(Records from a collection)
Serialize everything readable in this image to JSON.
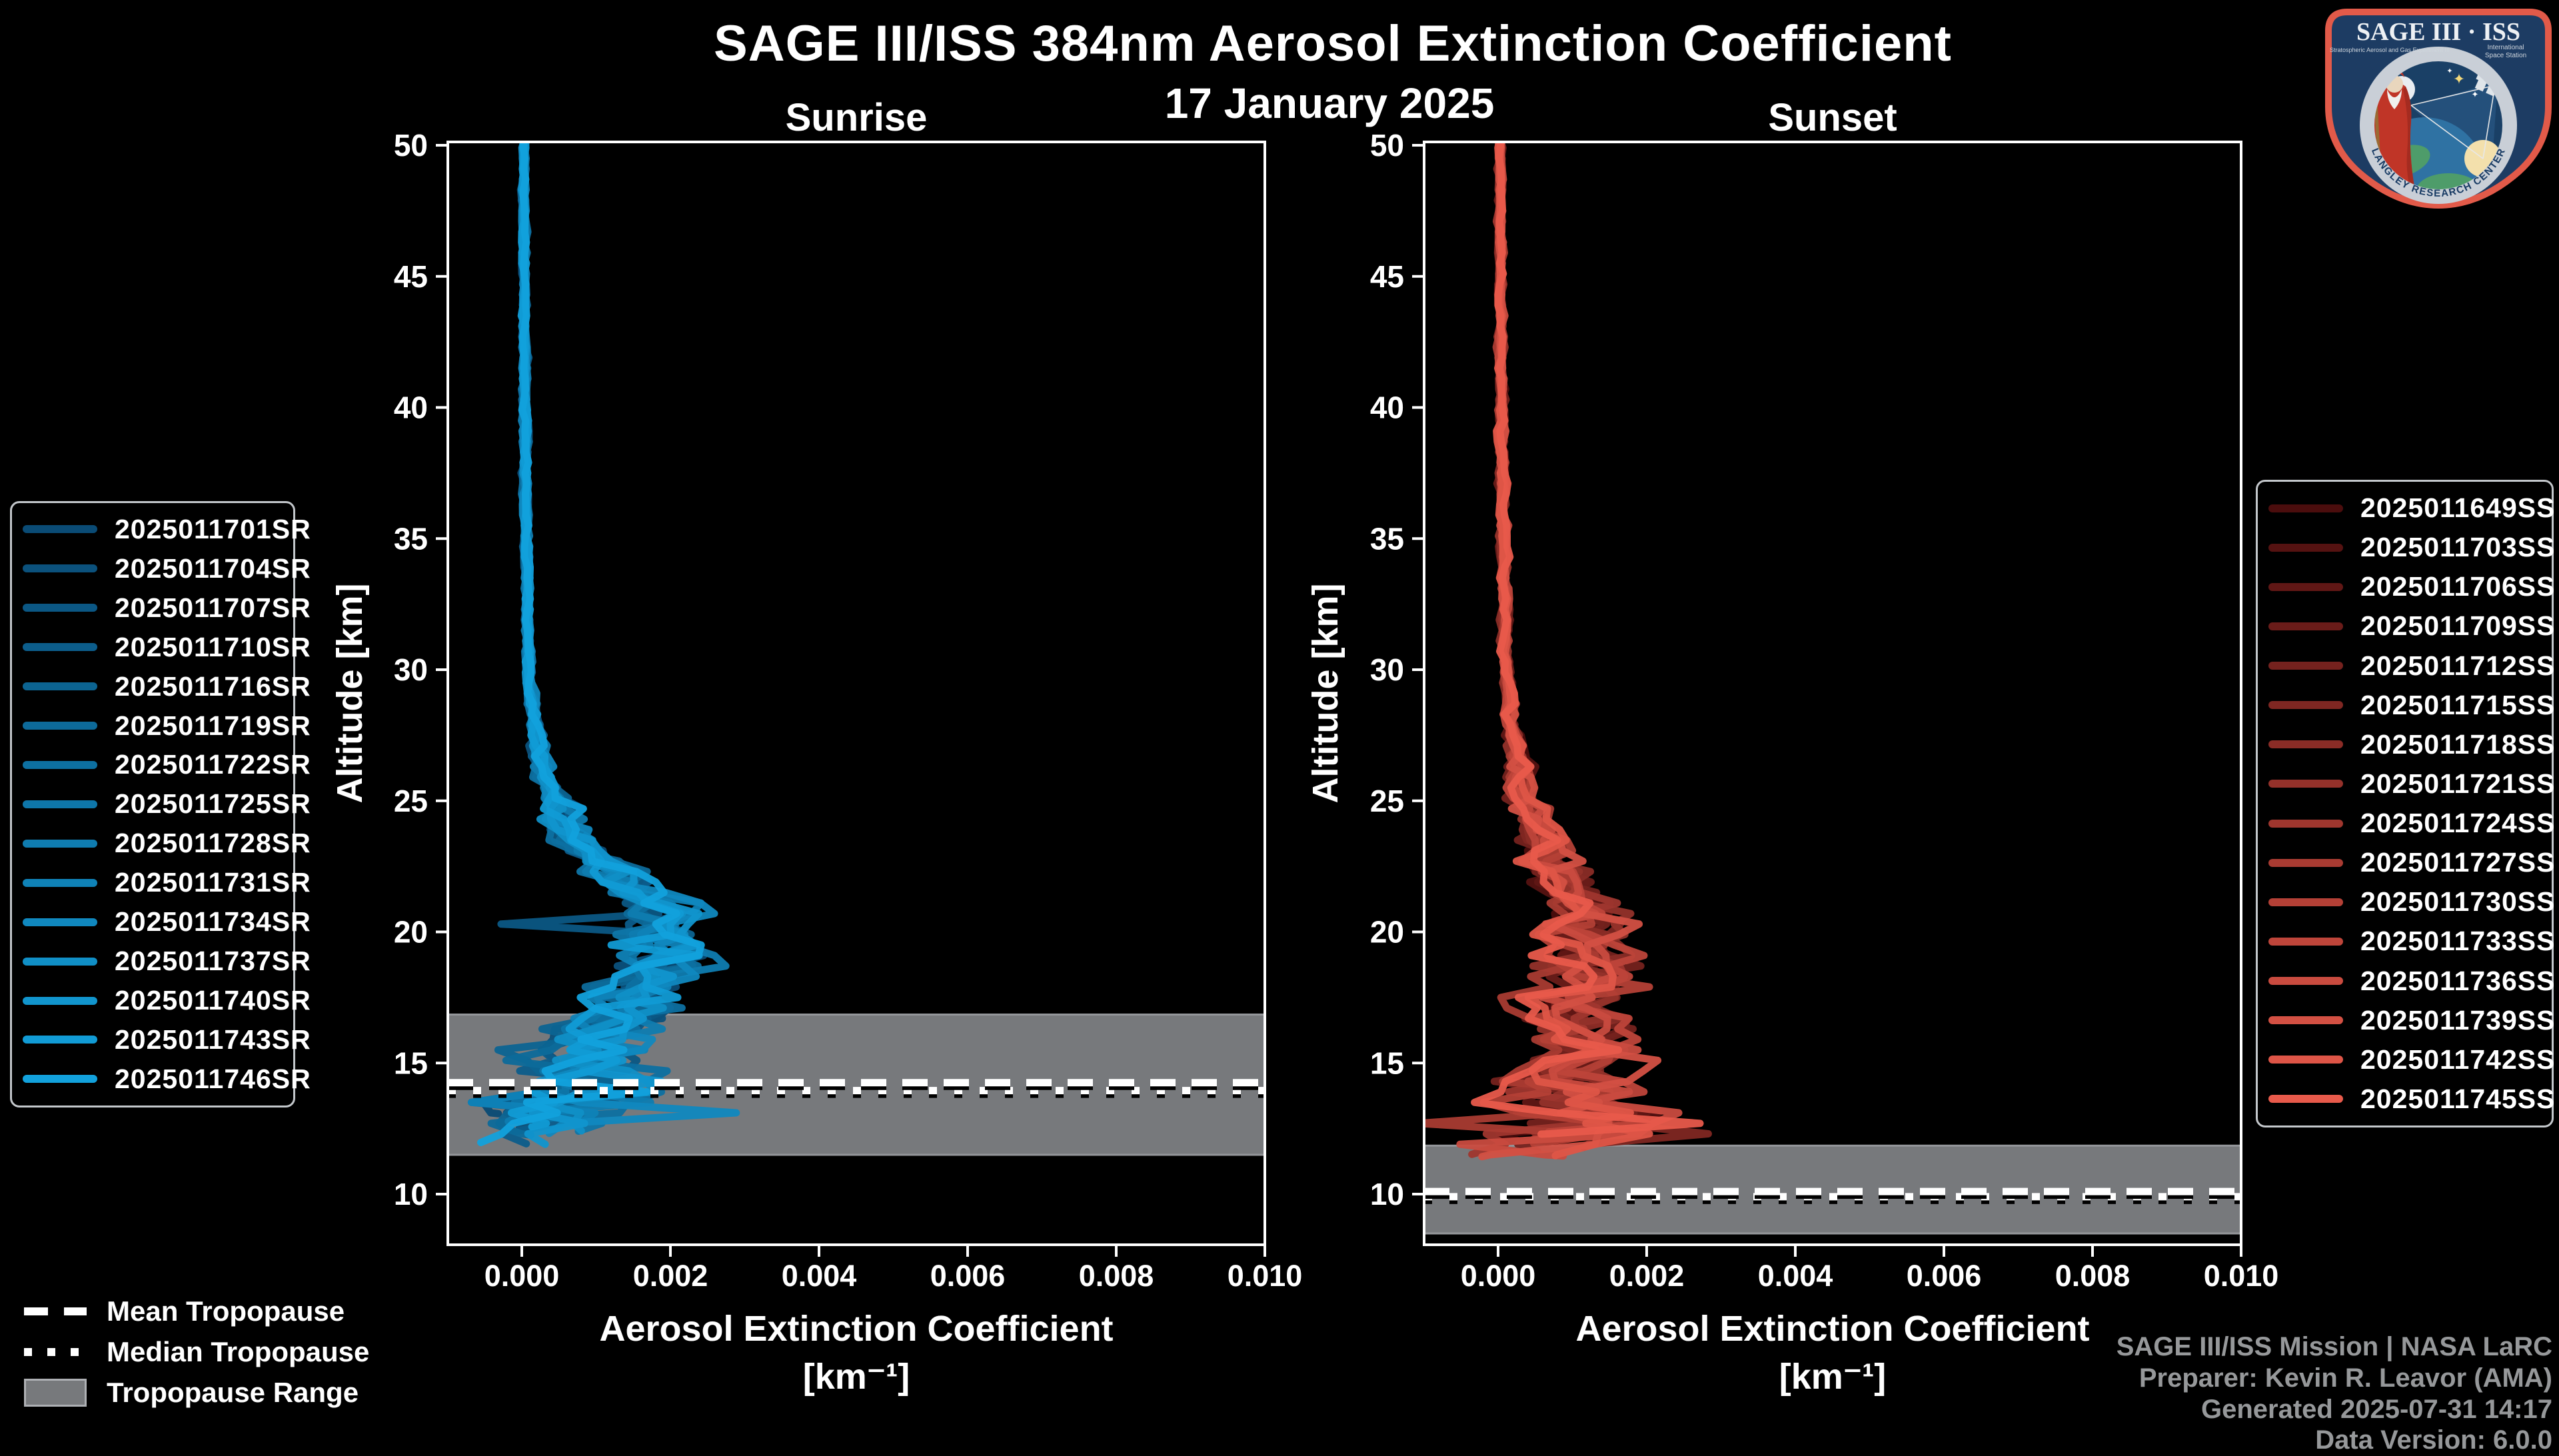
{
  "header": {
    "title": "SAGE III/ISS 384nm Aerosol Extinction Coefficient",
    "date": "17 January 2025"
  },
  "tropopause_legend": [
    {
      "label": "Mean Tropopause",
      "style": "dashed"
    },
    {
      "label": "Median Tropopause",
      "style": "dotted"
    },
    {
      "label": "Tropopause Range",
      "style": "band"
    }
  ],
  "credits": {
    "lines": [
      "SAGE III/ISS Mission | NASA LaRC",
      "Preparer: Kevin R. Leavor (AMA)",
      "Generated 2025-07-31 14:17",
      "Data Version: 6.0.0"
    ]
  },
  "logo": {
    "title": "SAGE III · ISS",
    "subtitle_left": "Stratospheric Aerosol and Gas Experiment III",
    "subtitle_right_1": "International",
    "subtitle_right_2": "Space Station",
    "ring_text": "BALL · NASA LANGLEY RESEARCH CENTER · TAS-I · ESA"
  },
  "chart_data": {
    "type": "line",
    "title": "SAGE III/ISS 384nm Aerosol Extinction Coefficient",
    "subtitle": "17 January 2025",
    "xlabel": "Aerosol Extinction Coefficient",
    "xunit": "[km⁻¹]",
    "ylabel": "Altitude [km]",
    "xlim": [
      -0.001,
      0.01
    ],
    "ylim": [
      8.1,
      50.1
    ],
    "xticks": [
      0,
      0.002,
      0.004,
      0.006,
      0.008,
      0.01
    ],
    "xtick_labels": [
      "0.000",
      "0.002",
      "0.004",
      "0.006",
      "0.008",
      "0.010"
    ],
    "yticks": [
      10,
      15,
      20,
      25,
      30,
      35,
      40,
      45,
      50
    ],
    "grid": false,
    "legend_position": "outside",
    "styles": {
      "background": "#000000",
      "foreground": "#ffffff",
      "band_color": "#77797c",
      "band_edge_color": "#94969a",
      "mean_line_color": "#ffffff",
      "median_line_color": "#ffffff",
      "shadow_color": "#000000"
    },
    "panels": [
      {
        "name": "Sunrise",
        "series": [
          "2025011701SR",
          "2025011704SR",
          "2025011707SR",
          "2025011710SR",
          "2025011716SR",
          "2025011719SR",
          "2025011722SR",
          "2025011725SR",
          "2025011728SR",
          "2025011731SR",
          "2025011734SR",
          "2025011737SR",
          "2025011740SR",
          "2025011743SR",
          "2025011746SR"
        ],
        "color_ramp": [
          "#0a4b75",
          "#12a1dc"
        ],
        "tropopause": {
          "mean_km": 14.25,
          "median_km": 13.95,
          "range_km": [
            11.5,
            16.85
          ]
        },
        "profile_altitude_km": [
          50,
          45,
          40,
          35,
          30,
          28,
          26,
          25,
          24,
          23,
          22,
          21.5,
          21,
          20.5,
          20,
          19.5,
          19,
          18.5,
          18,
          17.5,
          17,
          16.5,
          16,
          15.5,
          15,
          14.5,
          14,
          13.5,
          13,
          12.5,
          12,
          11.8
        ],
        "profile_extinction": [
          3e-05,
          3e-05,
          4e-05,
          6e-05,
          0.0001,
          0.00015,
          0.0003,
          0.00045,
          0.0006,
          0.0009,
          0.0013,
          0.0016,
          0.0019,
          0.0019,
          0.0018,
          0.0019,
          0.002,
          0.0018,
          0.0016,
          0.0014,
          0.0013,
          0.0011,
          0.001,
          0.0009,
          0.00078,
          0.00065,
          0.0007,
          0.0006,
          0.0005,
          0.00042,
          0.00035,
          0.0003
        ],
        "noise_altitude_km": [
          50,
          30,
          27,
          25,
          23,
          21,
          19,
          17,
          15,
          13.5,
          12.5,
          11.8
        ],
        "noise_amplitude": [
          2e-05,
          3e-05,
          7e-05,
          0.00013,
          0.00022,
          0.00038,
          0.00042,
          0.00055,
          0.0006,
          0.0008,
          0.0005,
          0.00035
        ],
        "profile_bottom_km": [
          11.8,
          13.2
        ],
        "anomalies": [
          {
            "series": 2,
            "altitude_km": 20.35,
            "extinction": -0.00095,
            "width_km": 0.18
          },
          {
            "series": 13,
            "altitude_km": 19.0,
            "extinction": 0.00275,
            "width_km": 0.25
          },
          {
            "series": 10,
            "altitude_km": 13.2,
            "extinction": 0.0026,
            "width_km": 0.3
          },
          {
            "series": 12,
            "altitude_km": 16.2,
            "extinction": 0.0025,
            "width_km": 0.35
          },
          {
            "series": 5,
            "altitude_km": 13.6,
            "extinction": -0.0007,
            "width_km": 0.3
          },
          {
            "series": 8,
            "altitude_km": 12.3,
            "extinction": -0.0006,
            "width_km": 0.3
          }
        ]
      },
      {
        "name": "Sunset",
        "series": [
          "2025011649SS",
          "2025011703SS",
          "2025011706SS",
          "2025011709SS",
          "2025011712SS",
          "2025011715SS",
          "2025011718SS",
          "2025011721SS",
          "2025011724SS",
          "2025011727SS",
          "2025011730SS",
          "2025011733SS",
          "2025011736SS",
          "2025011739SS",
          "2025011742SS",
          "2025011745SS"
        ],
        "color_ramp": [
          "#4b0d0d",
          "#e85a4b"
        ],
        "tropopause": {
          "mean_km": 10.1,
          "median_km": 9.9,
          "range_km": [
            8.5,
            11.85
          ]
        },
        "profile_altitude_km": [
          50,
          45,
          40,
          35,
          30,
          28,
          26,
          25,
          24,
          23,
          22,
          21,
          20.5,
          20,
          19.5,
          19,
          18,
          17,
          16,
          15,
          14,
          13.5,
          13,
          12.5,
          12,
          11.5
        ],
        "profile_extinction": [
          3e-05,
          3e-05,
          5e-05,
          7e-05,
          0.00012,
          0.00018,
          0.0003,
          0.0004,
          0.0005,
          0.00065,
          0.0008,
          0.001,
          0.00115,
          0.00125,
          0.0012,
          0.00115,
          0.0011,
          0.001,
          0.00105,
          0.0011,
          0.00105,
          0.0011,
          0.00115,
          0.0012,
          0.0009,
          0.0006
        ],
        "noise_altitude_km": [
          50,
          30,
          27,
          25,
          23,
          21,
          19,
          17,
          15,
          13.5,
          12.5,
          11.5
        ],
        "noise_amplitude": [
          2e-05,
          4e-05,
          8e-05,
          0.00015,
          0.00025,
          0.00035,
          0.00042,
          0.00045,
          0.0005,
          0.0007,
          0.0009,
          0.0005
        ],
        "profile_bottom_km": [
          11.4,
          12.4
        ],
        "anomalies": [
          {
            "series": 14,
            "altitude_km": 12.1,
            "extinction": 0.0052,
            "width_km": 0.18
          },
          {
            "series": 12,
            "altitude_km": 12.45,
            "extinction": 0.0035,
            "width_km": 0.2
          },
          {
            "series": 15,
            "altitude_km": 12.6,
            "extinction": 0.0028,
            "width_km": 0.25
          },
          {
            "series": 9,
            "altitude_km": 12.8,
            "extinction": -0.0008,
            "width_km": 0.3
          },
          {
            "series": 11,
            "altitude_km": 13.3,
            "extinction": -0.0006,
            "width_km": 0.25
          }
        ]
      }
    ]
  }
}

▸ **Goal of the exercise**
Return all of the data exactly as written, and drop the pictures.

▸ **Finished exercise**
Serialize everything readable in this image to JSON.
{
  "header": {
    "title": "SAGE III/ISS 384nm Aerosol Extinction Coefficient",
    "date": "17 January 2025"
  },
  "tropopause_legend": [
    {
      "label": "Mean Tropopause",
      "style": "dashed"
    },
    {
      "label": "Median Tropopause",
      "style": "dotted"
    },
    {
      "label": "Tropopause Range",
      "style": "band"
    }
  ],
  "credits": {
    "lines": [
      "SAGE III/ISS Mission | NASA LaRC",
      "Preparer: Kevin R. Leavor (AMA)",
      "Generated 2025-07-31 14:17",
      "Data Version: 6.0.0"
    ]
  },
  "logo": {
    "title": "SAGE III · ISS",
    "subtitle_left": "Stratospheric Aerosol and Gas Experiment III",
    "subtitle_right_1": "International",
    "subtitle_right_2": "Space Station",
    "ring_text": "BALL · NASA LANGLEY RESEARCH CENTER · TAS-I · ESA"
  },
  "chart_data": {
    "type": "line",
    "title": "SAGE III/ISS 384nm Aerosol Extinction Coefficient",
    "subtitle": "17 January 2025",
    "xlabel": "Aerosol Extinction Coefficient",
    "xunit": "[km⁻¹]",
    "ylabel": "Altitude [km]",
    "xlim": [
      -0.001,
      0.01
    ],
    "ylim": [
      8.1,
      50.1
    ],
    "xticks": [
      0,
      0.002,
      0.004,
      0.006,
      0.008,
      0.01
    ],
    "xtick_labels": [
      "0.000",
      "0.002",
      "0.004",
      "0.006",
      "0.008",
      "0.010"
    ],
    "yticks": [
      10,
      15,
      20,
      25,
      30,
      35,
      40,
      45,
      50
    ],
    "grid": false,
    "legend_position": "outside",
    "styles": {
      "background": "#000000",
      "foreground": "#ffffff",
      "band_color": "#77797c",
      "band_edge_color": "#94969a",
      "mean_line_color": "#ffffff",
      "median_line_color": "#ffffff",
      "shadow_color": "#000000"
    },
    "panels": [
      {
        "name": "Sunrise",
        "series": [
          "2025011701SR",
          "2025011704SR",
          "2025011707SR",
          "2025011710SR",
          "2025011716SR",
          "2025011719SR",
          "2025011722SR",
          "2025011725SR",
          "2025011728SR",
          "2025011731SR",
          "2025011734SR",
          "2025011737SR",
          "2025011740SR",
          "2025011743SR",
          "2025011746SR"
        ],
        "color_ramp": [
          "#0a4b75",
          "#12a1dc"
        ],
        "tropopause": {
          "mean_km": 14.25,
          "median_km": 13.95,
          "range_km": [
            11.5,
            16.85
          ]
        },
        "profile_altitude_km": [
          50,
          45,
          40,
          35,
          30,
          28,
          26,
          25,
          24,
          23,
          22,
          21.5,
          21,
          20.5,
          20,
          19.5,
          19,
          18.5,
          18,
          17.5,
          17,
          16.5,
          16,
          15.5,
          15,
          14.5,
          14,
          13.5,
          13,
          12.5,
          12,
          11.8
        ],
        "profile_extinction": [
          3e-05,
          3e-05,
          4e-05,
          6e-05,
          0.0001,
          0.00015,
          0.0003,
          0.00045,
          0.0006,
          0.0009,
          0.0013,
          0.0016,
          0.0019,
          0.0019,
          0.0018,
          0.0019,
          0.002,
          0.0018,
          0.0016,
          0.0014,
          0.0013,
          0.0011,
          0.001,
          0.0009,
          0.00078,
          0.00065,
          0.0007,
          0.0006,
          0.0005,
          0.00042,
          0.00035,
          0.0003
        ],
        "noise_altitude_km": [
          50,
          30,
          27,
          25,
          23,
          21,
          19,
          17,
          15,
          13.5,
          12.5,
          11.8
        ],
        "noise_amplitude": [
          2e-05,
          3e-05,
          7e-05,
          0.00013,
          0.00022,
          0.00038,
          0.00042,
          0.00055,
          0.0006,
          0.0008,
          0.0005,
          0.00035
        ],
        "profile_bottom_km": [
          11.8,
          13.2
        ],
        "anomalies": [
          {
            "series": 2,
            "altitude_km": 20.35,
            "extinction": -0.00095,
            "width_km": 0.18
          },
          {
            "series": 13,
            "altitude_km": 19.0,
            "extinction": 0.00275,
            "width_km": 0.25
          },
          {
            "series": 10,
            "altitude_km": 13.2,
            "extinction": 0.0026,
            "width_km": 0.3
          },
          {
            "series": 12,
            "altitude_km": 16.2,
            "extinction": 0.0025,
            "width_km": 0.35
          },
          {
            "series": 5,
            "altitude_km": 13.6,
            "extinction": -0.0007,
            "width_km": 0.3
          },
          {
            "series": 8,
            "altitude_km": 12.3,
            "extinction": -0.0006,
            "width_km": 0.3
          }
        ]
      },
      {
        "name": "Sunset",
        "series": [
          "2025011649SS",
          "2025011703SS",
          "2025011706SS",
          "2025011709SS",
          "2025011712SS",
          "2025011715SS",
          "2025011718SS",
          "2025011721SS",
          "2025011724SS",
          "2025011727SS",
          "2025011730SS",
          "2025011733SS",
          "2025011736SS",
          "2025011739SS",
          "2025011742SS",
          "2025011745SS"
        ],
        "color_ramp": [
          "#4b0d0d",
          "#e85a4b"
        ],
        "tropopause": {
          "mean_km": 10.1,
          "median_km": 9.9,
          "range_km": [
            8.5,
            11.85
          ]
        },
        "profile_altitude_km": [
          50,
          45,
          40,
          35,
          30,
          28,
          26,
          25,
          24,
          23,
          22,
          21,
          20.5,
          20,
          19.5,
          19,
          18,
          17,
          16,
          15,
          14,
          13.5,
          13,
          12.5,
          12,
          11.5
        ],
        "profile_extinction": [
          3e-05,
          3e-05,
          5e-05,
          7e-05,
          0.00012,
          0.00018,
          0.0003,
          0.0004,
          0.0005,
          0.00065,
          0.0008,
          0.001,
          0.00115,
          0.00125,
          0.0012,
          0.00115,
          0.0011,
          0.001,
          0.00105,
          0.0011,
          0.00105,
          0.0011,
          0.00115,
          0.0012,
          0.0009,
          0.0006
        ],
        "noise_altitude_km": [
          50,
          30,
          27,
          25,
          23,
          21,
          19,
          17,
          15,
          13.5,
          12.5,
          11.5
        ],
        "noise_amplitude": [
          2e-05,
          4e-05,
          8e-05,
          0.00015,
          0.00025,
          0.00035,
          0.00042,
          0.00045,
          0.0005,
          0.0007,
          0.0009,
          0.0005
        ],
        "profile_bottom_km": [
          11.4,
          12.4
        ],
        "anomalies": [
          {
            "series": 14,
            "altitude_km": 12.1,
            "extinction": 0.0052,
            "width_km": 0.18
          },
          {
            "series": 12,
            "altitude_km": 12.45,
            "extinction": 0.0035,
            "width_km": 0.2
          },
          {
            "series": 15,
            "altitude_km": 12.6,
            "extinction": 0.0028,
            "width_km": 0.25
          },
          {
            "series": 9,
            "altitude_km": 12.8,
            "extinction": -0.0008,
            "width_km": 0.3
          },
          {
            "series": 11,
            "altitude_km": 13.3,
            "extinction": -0.0006,
            "width_km": 0.25
          }
        ]
      }
    ]
  }
}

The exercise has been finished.